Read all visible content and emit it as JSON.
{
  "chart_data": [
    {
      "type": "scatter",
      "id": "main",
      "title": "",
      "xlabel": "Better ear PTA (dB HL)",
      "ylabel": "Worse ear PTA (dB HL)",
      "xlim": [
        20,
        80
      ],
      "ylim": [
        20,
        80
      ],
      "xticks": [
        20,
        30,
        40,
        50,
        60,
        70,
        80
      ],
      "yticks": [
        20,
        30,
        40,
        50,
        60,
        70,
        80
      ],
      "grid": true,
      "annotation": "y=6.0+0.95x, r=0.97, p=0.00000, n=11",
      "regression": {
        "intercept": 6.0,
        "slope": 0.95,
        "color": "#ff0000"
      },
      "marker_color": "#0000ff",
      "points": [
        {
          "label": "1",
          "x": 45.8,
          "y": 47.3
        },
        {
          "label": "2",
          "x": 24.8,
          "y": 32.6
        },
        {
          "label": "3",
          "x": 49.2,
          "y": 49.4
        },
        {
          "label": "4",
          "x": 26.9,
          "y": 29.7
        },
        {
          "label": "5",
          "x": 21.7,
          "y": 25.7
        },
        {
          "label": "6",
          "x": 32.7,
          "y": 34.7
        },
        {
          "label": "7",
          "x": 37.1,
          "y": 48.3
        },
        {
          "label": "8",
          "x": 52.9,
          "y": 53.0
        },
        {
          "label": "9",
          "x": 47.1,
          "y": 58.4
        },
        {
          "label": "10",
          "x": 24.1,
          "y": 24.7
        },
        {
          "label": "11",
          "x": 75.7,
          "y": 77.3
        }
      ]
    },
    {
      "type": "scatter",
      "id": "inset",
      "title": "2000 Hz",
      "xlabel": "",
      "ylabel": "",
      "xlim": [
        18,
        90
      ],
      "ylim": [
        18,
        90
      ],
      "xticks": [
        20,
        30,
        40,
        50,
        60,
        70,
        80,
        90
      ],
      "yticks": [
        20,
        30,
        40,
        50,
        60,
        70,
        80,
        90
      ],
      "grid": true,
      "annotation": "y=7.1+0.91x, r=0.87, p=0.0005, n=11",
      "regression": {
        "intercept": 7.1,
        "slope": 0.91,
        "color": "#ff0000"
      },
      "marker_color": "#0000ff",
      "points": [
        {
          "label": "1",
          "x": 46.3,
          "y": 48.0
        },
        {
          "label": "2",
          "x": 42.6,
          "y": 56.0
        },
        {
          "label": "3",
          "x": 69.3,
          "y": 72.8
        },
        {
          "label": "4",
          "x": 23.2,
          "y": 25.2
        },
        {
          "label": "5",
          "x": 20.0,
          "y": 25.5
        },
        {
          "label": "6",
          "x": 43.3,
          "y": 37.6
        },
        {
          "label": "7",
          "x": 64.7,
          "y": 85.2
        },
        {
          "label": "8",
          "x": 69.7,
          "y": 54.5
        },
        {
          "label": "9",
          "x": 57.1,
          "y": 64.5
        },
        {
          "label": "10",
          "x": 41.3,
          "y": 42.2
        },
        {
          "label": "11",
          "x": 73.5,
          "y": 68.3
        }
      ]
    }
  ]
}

######

Task to complete: Retype every entry above, word for word.

Output of the task:
Read all visible content and emit it as JSON.
{
  "chart_data": [
    {
      "type": "scatter",
      "id": "main",
      "title": "",
      "xlabel": "Better ear PTA (dB HL)",
      "ylabel": "Worse ear PTA (dB HL)",
      "xlim": [
        20,
        80
      ],
      "ylim": [
        20,
        80
      ],
      "xticks": [
        20,
        30,
        40,
        50,
        60,
        70,
        80
      ],
      "yticks": [
        20,
        30,
        40,
        50,
        60,
        70,
        80
      ],
      "grid": true,
      "annotation": "y=6.0+0.95x, r=0.97, p=0.00000, n=11",
      "regression": {
        "intercept": 6.0,
        "slope": 0.95,
        "color": "#ff0000"
      },
      "marker_color": "#0000ff",
      "points": [
        {
          "label": "1",
          "x": 45.8,
          "y": 47.3
        },
        {
          "label": "2",
          "x": 24.8,
          "y": 32.6
        },
        {
          "label": "3",
          "x": 49.2,
          "y": 49.4
        },
        {
          "label": "4",
          "x": 26.9,
          "y": 29.7
        },
        {
          "label": "5",
          "x": 21.7,
          "y": 25.7
        },
        {
          "label": "6",
          "x": 32.7,
          "y": 34.7
        },
        {
          "label": "7",
          "x": 37.1,
          "y": 48.3
        },
        {
          "label": "8",
          "x": 52.9,
          "y": 53.0
        },
        {
          "label": "9",
          "x": 47.1,
          "y": 58.4
        },
        {
          "label": "10",
          "x": 24.1,
          "y": 24.7
        },
        {
          "label": "11",
          "x": 75.7,
          "y": 77.3
        }
      ]
    },
    {
      "type": "scatter",
      "id": "inset",
      "title": "2000 Hz",
      "xlabel": "",
      "ylabel": "",
      "xlim": [
        18,
        90
      ],
      "ylim": [
        18,
        90
      ],
      "xticks": [
        20,
        30,
        40,
        50,
        60,
        70,
        80,
        90
      ],
      "yticks": [
        20,
        30,
        40,
        50,
        60,
        70,
        80,
        90
      ],
      "grid": true,
      "annotation": "y=7.1+0.91x, r=0.87, p=0.0005, n=11",
      "regression": {
        "intercept": 7.1,
        "slope": 0.91,
        "color": "#ff0000"
      },
      "marker_color": "#0000ff",
      "points": [
        {
          "label": "1",
          "x": 46.3,
          "y": 48.0
        },
        {
          "label": "2",
          "x": 42.6,
          "y": 56.0
        },
        {
          "label": "3",
          "x": 69.3,
          "y": 72.8
        },
        {
          "label": "4",
          "x": 23.2,
          "y": 25.2
        },
        {
          "label": "5",
          "x": 20.0,
          "y": 25.5
        },
        {
          "label": "6",
          "x": 43.3,
          "y": 37.6
        },
        {
          "label": "7",
          "x": 64.7,
          "y": 85.2
        },
        {
          "label": "8",
          "x": 69.7,
          "y": 54.5
        },
        {
          "label": "9",
          "x": 57.1,
          "y": 64.5
        },
        {
          "label": "10",
          "x": 41.3,
          "y": 42.2
        },
        {
          "label": "11",
          "x": 73.5,
          "y": 68.3
        }
      ]
    }
  ]
}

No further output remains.